====== EXTRACTED DATA ======
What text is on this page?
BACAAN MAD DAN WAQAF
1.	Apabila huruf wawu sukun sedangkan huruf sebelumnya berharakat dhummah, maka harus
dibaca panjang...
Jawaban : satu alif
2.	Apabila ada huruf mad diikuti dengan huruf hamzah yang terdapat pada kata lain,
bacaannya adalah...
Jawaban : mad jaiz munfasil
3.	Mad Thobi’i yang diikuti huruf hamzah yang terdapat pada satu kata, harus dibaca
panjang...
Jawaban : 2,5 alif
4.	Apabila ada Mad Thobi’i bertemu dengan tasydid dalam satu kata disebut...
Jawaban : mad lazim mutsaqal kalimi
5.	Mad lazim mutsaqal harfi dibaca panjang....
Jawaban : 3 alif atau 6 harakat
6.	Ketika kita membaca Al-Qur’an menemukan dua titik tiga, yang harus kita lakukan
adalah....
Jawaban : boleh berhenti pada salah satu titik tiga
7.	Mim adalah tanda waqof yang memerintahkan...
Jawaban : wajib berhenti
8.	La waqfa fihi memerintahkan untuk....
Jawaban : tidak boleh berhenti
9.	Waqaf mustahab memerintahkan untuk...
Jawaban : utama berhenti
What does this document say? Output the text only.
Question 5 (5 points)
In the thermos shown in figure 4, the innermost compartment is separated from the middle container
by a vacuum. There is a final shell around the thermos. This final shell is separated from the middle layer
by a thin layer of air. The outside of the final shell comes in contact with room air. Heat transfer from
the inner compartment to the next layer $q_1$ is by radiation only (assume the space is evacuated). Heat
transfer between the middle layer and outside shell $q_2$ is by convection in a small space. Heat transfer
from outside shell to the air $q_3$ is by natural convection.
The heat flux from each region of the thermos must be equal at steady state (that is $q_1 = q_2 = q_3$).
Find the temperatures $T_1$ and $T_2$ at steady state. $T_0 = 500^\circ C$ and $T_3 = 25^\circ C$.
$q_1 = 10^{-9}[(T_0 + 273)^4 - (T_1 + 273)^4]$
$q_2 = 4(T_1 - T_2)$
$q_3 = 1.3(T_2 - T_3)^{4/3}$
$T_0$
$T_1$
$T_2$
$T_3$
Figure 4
======
• **REQUIRED WORK**
Make an exact copy of the material above.

• **COMPLETED EXERCISE**
What text is on this page?
BACAAN MAD DAN WAQAF
1.	Apabila huruf wawu sukun sedangkan huruf sebelumnya berharakat dhummah, maka harus
dibaca panjang...
Jawaban : satu alif
2.	Apabila ada huruf mad diikuti dengan huruf hamzah yang terdapat pada kata lain,
bacaannya adalah...
Jawaban : mad jaiz munfasil
3.	Mad Thobi’i yang diikuti huruf hamzah yang terdapat pada satu kata, harus dibaca
panjang...
Jawaban : 2,5 alif
4.	Apabila ada Mad Thobi’i bertemu dengan tasydid dalam satu kata disebut...
Jawaban : mad lazim mutsaqal kalimi
5.	Mad lazim mutsaqal harfi dibaca panjang....
Jawaban : 3 alif atau 6 harakat
6.	Ketika kita membaca Al-Qur’an menemukan dua titik tiga, yang harus kita lakukan
adalah....
Jawaban : boleh berhenti pada salah satu titik tiga
7.	Mim adalah tanda waqof yang memerintahkan...
Jawaban : wajib berhenti
8.	La waqfa fihi memerintahkan untuk....
Jawaban : tidak boleh berhenti
9.	Waqaf mustahab memerintahkan untuk...
Jawaban : utama berhenti
What does this document say? Output the text only.
Question 5 (5 points)
In the thermos shown in figure 4, the innermost compartment is separated from the middle container
by a vacuum. There is a final shell around the thermos. This final shell is separated from the middle layer
by a thin layer of air. The outside of the final shell comes in contact with room air. Heat transfer from
the inner compartment to the next layer $q_1$ is by radiation only (assume the space is evacuated). Heat
transfer between the middle layer and outside shell $q_2$ is by convection in a small space. Heat transfer
from outside shell to the air $q_3$ is by natural convection.
The heat flux from each region of the thermos must be equal at steady state (that is $q_1 = q_2 = q_3$).
Find the temperatures $T_1$ and $T_2$ at steady state. $T_0 = 500^\circ C$ and $T_3 = 25^\circ C$.
$q_1 = 10^{-9}[(T_0 + 273)^4 - (T_1 + 273)^4]$
$q_2 = 4(T_1 - T_2)$
$q_3 = 1.3(T_2 - T_3)^{4/3}$
$T_0$
$T_1$
$T_2$
$T_3$
Figure 4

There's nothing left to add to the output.